▶ **Source document**
I am currently working on a Web Services VA-based connector and encountering the following issues:
I am using custom authentication, where I receive a sessionID in the response. This sessionID needs to be reused to authenticate subsequent endpoint calls.
When testing in Postman, the “Get All Users” API returns the expected response. However, within SailPoint, the results are not as expected.
During account aggregation, I have implemented Before and After rules for pagination. The issue is that a new sessionID is being generated for each request, instead of reusing the existing session.
Additional Information:
Maximum number of concurrent logins allowed for the service account: 10
Default session timeout for a single API login: 60 minutes
Could you please assist in identifying the root cause and suggest a solution?
I don’t know what your configuration looks like, but for me, custom authentication requires the authentication type to be set to “Custom Authentication”, and an HTTP operation with operation type “Custom Authentication”. Then you store the response, sessionID in this case, so that it can be reused in the remaining requests, using response mapping or an afterOperation rule. Finally, under Additional Settings, fill in any necessary errors so that ISC knows when to re-auth. For example:
The point within an operation that custom authentication is triggered may vary depending on the operation you configure.
When performing a Test Connection, the system first executes the custom authentication operation or endpoint. This step is important as it retrieves the customaccesstoken or other authentication-related attributes, which are then utilized in the headers or body of the Test Connection operation.
For other operations, the system first verifies whether the customaccesstoken or any related authentication attributes are saved. If they are, it utilizes them. If not, it executes the custom authentication operation or endpoint to generate the customaccesstoken or any related authentication attributes.
If an operation fails, the system checks the returned exception code. If the code is 401 or if the error code/message matches one is configured in the HTTP Error field on the Additional Settings menu page, it triggers a custom authentication operation or endpoint. This process generates a customaccesstoken or any related authentication attributes. For more information on the HTTP Error field, refer to HTTP Errors.

▶ **Exercise requirements**
1) Copy the SailPoint connector post from the words "When performing a" up to and including the words "the customaccesstoken or any related authentication attributes.".
2) According to the SailPoint connector post, what is the default session timeout for a single API login?
3) Continue the SailPoint connector post from where it stops.

Page layout parsing data
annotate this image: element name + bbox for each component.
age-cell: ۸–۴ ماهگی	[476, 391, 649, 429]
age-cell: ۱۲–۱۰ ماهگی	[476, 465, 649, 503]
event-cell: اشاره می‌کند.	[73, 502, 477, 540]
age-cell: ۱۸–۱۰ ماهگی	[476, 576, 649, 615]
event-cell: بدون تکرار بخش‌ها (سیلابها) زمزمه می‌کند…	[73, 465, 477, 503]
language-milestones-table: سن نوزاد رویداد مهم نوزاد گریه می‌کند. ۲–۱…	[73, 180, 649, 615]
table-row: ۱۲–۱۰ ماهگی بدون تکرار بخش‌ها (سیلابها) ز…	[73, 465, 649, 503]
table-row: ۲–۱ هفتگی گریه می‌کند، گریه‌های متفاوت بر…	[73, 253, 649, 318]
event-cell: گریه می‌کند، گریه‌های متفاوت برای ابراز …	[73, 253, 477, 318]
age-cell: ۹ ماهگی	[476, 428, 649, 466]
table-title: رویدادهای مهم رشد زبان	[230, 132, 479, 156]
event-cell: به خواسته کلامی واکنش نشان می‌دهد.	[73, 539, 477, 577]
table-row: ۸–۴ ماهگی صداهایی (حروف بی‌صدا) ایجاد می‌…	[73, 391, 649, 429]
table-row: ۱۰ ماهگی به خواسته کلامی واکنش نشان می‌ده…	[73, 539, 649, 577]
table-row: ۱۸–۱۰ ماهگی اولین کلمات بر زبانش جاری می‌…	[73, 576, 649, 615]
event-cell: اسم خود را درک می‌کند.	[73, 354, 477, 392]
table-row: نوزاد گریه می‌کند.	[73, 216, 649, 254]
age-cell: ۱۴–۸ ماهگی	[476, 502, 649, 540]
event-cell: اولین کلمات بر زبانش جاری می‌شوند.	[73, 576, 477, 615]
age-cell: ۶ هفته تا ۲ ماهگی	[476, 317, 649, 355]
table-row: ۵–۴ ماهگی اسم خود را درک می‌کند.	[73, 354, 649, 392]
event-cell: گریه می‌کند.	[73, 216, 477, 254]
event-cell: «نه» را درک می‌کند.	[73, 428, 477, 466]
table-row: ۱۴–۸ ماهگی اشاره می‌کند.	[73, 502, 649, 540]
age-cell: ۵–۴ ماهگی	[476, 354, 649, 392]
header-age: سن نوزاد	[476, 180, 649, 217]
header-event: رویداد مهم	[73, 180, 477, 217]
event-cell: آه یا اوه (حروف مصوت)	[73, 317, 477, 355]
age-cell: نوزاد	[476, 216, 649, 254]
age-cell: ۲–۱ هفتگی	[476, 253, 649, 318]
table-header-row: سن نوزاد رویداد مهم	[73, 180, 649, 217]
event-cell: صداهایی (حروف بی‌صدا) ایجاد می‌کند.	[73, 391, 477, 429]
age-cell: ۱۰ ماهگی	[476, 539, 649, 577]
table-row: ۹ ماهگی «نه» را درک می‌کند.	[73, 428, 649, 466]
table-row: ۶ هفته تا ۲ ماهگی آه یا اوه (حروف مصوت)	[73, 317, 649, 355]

▶ **Results for each task**
1)
When performing a Test Connection, the system first executes the custom authentication operation or endpoint. This step is important as it retrieves the customaccesstoken or other authentication-related attributes, which are then utilized in the headers or body of the Test Connection operation.
For other operations, the system first verifies whether the customaccesstoken or any related authentication attributes are saved. If they are, it utilizes them. If not, it executes the custom authentication operation or endpoint to generate the customaccesstoken or any related authentication attributes.

2) 60 minutes

3)
by default, the connector only gets the new session every time for test connection op and other ops reuse unless you configure the error msg explicitly to catch it and get new session.
can you post your custom auth config and also curious about the rules for pagination. if you can post the rule.
The issue was resolved by passing the Session ID in the request headers before the operation rule executes and then using that same Session ID in the after-operation rule to properly close the session for each HTTP call.
But Accounts Scanned showing more than actual accounts.
I would suspect something with your before and after rules, if the object count has changed that much.
Back to your API always returning a 200 response code, doesn’t it still provide a message in the response that your not authenticated? You just need to make sure that message is configured in the Additional Settings page. @lampard08 posted the link to the relevant doc.
Also, as @BBR1 mentioned, you need to be checking your VA logs to see what exactly is happening before, during, and after each of the configured HTTP operations. I like to use something like this to more easily navigate the VA logs:
The $1 and $2 are just placeholders for source name and timestamp, but you can filter on anything you like. The jq makes the json more readable. Using less makes the output scrollable/searchable. When you are using less, the -R helps to preserve the formatting the jq provides.